**Data to process:**
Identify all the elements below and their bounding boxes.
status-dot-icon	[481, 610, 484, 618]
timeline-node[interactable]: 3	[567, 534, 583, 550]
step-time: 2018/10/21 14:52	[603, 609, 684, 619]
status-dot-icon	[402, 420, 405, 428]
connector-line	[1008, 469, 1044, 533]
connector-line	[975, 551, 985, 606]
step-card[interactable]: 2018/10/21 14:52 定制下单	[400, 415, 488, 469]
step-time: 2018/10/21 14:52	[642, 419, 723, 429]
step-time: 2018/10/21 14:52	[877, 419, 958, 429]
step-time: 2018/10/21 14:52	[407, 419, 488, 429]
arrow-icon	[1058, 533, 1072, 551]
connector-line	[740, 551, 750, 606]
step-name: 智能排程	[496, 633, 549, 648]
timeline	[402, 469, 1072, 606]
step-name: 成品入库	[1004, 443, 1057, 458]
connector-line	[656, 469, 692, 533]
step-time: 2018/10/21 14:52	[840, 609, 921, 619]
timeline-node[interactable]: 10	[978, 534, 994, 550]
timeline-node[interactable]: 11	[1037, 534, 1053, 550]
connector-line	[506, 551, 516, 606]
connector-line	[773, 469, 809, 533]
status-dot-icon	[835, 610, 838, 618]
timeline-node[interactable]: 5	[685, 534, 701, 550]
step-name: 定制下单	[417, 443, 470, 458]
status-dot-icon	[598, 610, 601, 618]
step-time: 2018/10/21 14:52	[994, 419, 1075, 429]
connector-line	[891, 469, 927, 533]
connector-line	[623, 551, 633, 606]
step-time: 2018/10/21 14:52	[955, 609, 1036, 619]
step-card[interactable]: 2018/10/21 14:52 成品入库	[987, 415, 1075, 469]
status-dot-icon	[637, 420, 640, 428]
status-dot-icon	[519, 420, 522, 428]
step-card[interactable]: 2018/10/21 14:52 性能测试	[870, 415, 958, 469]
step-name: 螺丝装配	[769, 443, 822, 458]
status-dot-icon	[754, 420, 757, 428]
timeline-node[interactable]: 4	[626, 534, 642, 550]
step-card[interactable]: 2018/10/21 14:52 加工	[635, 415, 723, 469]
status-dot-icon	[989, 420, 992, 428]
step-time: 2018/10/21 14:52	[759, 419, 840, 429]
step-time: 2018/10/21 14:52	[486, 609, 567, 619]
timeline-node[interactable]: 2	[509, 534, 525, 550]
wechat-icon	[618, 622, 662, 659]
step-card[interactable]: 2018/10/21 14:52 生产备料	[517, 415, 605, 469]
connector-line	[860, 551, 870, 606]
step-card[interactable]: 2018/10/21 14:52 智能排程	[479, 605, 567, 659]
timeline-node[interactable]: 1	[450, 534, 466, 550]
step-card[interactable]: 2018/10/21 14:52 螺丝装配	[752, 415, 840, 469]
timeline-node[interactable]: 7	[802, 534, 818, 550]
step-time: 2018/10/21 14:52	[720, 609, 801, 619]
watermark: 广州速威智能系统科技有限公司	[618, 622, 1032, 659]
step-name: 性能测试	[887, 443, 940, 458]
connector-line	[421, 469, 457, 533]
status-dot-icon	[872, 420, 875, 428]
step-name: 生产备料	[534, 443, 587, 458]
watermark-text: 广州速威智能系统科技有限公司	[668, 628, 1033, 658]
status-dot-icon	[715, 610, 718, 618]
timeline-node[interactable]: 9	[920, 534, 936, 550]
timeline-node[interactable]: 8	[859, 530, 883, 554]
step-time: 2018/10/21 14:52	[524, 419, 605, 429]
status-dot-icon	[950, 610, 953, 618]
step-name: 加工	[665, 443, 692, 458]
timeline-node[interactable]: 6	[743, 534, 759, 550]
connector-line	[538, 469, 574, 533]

**What to do:** Collect every line in the records above that contains the string "生产备料". Case counts.

**Response for this exercise:**
step-card[interactable]: 2018/10/21 14:52 生产备料	[517, 415, 605, 469]
step-name: 生产备料	[534, 443, 587, 458]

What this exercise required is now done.